- PROBLEM -
Count every line where "Sayısı" shows up, and give that number only.

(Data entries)
## Begin

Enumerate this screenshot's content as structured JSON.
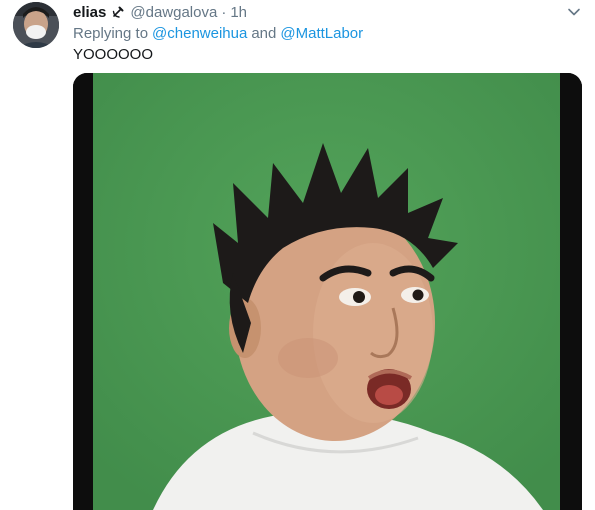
{
  "tweet": {
    "author": {
      "display_name": "elias",
      "handle": "@dawgalova",
      "avatar_icon": "avatar-masked-person-icon",
      "name_emoji_icon": "hammer-sickle-icon"
    },
    "separator": "·",
    "time": "1h",
    "reply": {
      "prefix": "Replying to",
      "mentions": [
        "@chenweihua",
        "@MattLabor"
      ],
      "joiner": "and"
    },
    "text": "YOOOOOO",
    "media": {
      "type": "gif",
      "icon": "gif-face-icon"
    },
    "menu_icon": "chevron-down-icon"
  },
  "colors": {
    "accent": "#1b95e0",
    "secondary_text": "#657786",
    "primary_text": "#14171a",
    "media_background": "#4a9a52"
  }
}
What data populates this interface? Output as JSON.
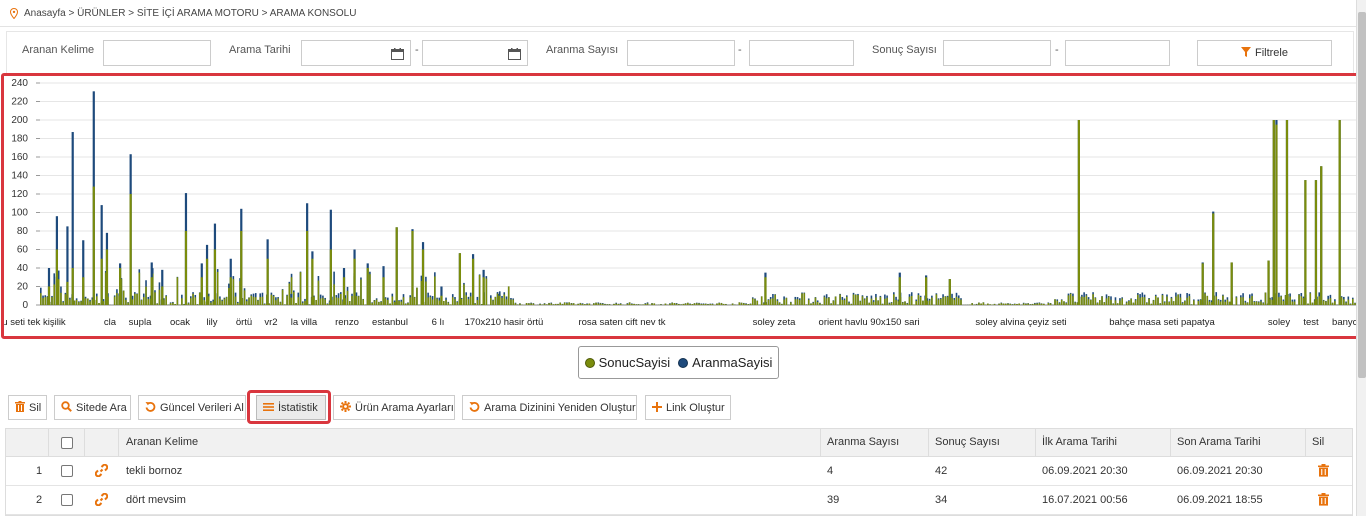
{
  "breadcrumb": {
    "icon": "location-pin-icon",
    "text": "Anasayfa > ÜRÜNLER > SİTE İÇİ ARAMA MOTORU > ARAMA KONSOLU"
  },
  "filters": {
    "keyword_label": "Aranan Kelime",
    "keyword_value": "",
    "date_label": "Arama Tarihi",
    "date_from": "",
    "date_to": "",
    "search_count_label": "Aranma Sayısı",
    "search_count_from": "",
    "search_count_to": "",
    "result_count_label": "Sonuç Sayısı",
    "result_count_from": "",
    "result_count_to": "",
    "separator": "-",
    "filter_button": "Filtrele",
    "filter_icon": "funnel-icon",
    "calendar_icon": "calendar-icon"
  },
  "colors": {
    "accent": "#e8730d",
    "highlight": "#d9363e",
    "sonuc": "#7a8c0c",
    "aranma": "#1e4a7c"
  },
  "chart_data": {
    "type": "bar",
    "y_ticks": [
      "0",
      "20",
      "40",
      "60",
      "80",
      "100",
      "120",
      "140",
      "160",
      "180",
      "200",
      "220",
      "240"
    ],
    "ylim": [
      0,
      240
    ],
    "grid": true,
    "x_labels": [
      "u seti tek kişilik",
      "cla",
      "supla",
      "ocak",
      "lily",
      "örtü",
      "vr2",
      "la villa",
      "renzo",
      "estanbul",
      "6 lı",
      "170x210 hasir örtü",
      "rosa saten cift nev tk",
      "soley zeta",
      "orient havlu 90x150",
      "sari",
      "soley alvina çeyiz seti",
      "bahçe masa seti papatya",
      "soley",
      "test",
      "banyo"
    ],
    "series": [
      {
        "name": "SonucSayisi",
        "color": "#7a8c0c"
      },
      {
        "name": "AranmaSayisi",
        "color": "#1e4a7c"
      }
    ],
    "peaks": [
      {
        "x": 0.3,
        "sonuc": 20,
        "aranma": 40
      },
      {
        "x": 0.6,
        "sonuc": 60,
        "aranma": 96
      },
      {
        "x": 1.0,
        "sonuc": 25,
        "aranma": 85
      },
      {
        "x": 1.2,
        "sonuc": 40,
        "aranma": 187
      },
      {
        "x": 1.6,
        "sonuc": 30,
        "aranma": 70
      },
      {
        "x": 2.0,
        "sonuc": 128,
        "aranma": 231
      },
      {
        "x": 2.3,
        "sonuc": 50,
        "aranma": 108
      },
      {
        "x": 2.5,
        "sonuc": 60,
        "aranma": 78
      },
      {
        "x": 3.0,
        "sonuc": 40,
        "aranma": 45
      },
      {
        "x": 3.4,
        "sonuc": 120,
        "aranma": 163
      },
      {
        "x": 4.2,
        "sonuc": 30,
        "aranma": 46
      },
      {
        "x": 4.6,
        "sonuc": 20,
        "aranma": 38
      },
      {
        "x": 5.5,
        "sonuc": 80,
        "aranma": 121
      },
      {
        "x": 6.1,
        "sonuc": 30,
        "aranma": 45
      },
      {
        "x": 6.3,
        "sonuc": 50,
        "aranma": 65
      },
      {
        "x": 6.6,
        "sonuc": 60,
        "aranma": 88
      },
      {
        "x": 7.2,
        "sonuc": 30,
        "aranma": 50
      },
      {
        "x": 7.6,
        "sonuc": 80,
        "aranma": 104
      },
      {
        "x": 8.6,
        "sonuc": 50,
        "aranma": 71
      },
      {
        "x": 9.5,
        "sonuc": 8,
        "aranma": 12
      },
      {
        "x": 10.1,
        "sonuc": 80,
        "aranma": 110
      },
      {
        "x": 10.3,
        "sonuc": 50,
        "aranma": 58
      },
      {
        "x": 11.0,
        "sonuc": 60,
        "aranma": 103
      },
      {
        "x": 11.5,
        "sonuc": 30,
        "aranma": 40
      },
      {
        "x": 11.9,
        "sonuc": 50,
        "aranma": 60
      },
      {
        "x": 12.4,
        "sonuc": 40,
        "aranma": 45
      },
      {
        "x": 13.0,
        "sonuc": 30,
        "aranma": 42
      },
      {
        "x": 13.5,
        "sonuc": 84,
        "aranma": 84
      },
      {
        "x": 14.1,
        "sonuc": 80,
        "aranma": 82
      },
      {
        "x": 14.5,
        "sonuc": 60,
        "aranma": 68
      },
      {
        "x": 15.2,
        "sonuc": 10,
        "aranma": 20
      },
      {
        "x": 15.9,
        "sonuc": 56,
        "aranma": 56
      },
      {
        "x": 16.4,
        "sonuc": 50,
        "aranma": 55
      },
      {
        "x": 16.8,
        "sonuc": 30,
        "aranma": 38
      },
      {
        "x": 17.4,
        "sonuc": 10,
        "aranma": 12
      },
      {
        "x": 27.5,
        "sonuc": 30,
        "aranma": 35
      },
      {
        "x": 32.6,
        "sonuc": 30,
        "aranma": 35
      },
      {
        "x": 33.6,
        "sonuc": 30,
        "aranma": 32
      },
      {
        "x": 34.5,
        "sonuc": 28,
        "aranma": 28
      },
      {
        "x": 39.4,
        "sonuc": 200,
        "aranma": 200
      },
      {
        "x": 44.1,
        "sonuc": 45,
        "aranma": 46
      },
      {
        "x": 44.5,
        "sonuc": 99,
        "aranma": 101
      },
      {
        "x": 45.2,
        "sonuc": 46,
        "aranma": 46
      },
      {
        "x": 46.6,
        "sonuc": 48,
        "aranma": 48
      },
      {
        "x": 46.8,
        "sonuc": 200,
        "aranma": 200
      },
      {
        "x": 46.9,
        "sonuc": 195,
        "aranma": 200
      },
      {
        "x": 47.3,
        "sonuc": 200,
        "aranma": 200
      },
      {
        "x": 48.0,
        "sonuc": 135,
        "aranma": 135
      },
      {
        "x": 48.4,
        "sonuc": 135,
        "aranma": 135
      },
      {
        "x": 48.6,
        "sonuc": 150,
        "aranma": 150
      },
      {
        "x": 49.3,
        "sonuc": 200,
        "aranma": 200
      }
    ]
  },
  "legend": {
    "sonuc_label": "SonucSayisi",
    "aranma_label": "AranmaSayisi"
  },
  "toolbar": {
    "delete": "Sil",
    "site_search": "Sitede Ara",
    "refresh": "Güncel Verileri Al",
    "stats": "İstatistik",
    "settings": "Ürün Arama Ayarları",
    "rebuild_index": "Arama Dizinini Yeniden Oluştur",
    "create_link": "Link Oluştur"
  },
  "table": {
    "headers": {
      "keyword": "Aranan Kelime",
      "search_count": "Aranma Sayısı",
      "result_count": "Sonuç Sayısı",
      "first_date": "İlk Arama Tarihi",
      "last_date": "Son Arama Tarihi",
      "delete": "Sil"
    },
    "rows": [
      {
        "index": "1",
        "keyword": "tekli bornoz",
        "search_count": "4",
        "result_count": "42",
        "first_date": "06.09.2021 20:30",
        "last_date": "06.09.2021 20:30"
      },
      {
        "index": "2",
        "keyword": "dört mevsim",
        "search_count": "39",
        "result_count": "34",
        "first_date": "16.07.2021 00:56",
        "last_date": "06.09.2021 18:55"
      }
    ]
  }
}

## End

- SOLVED PROBLEM -
4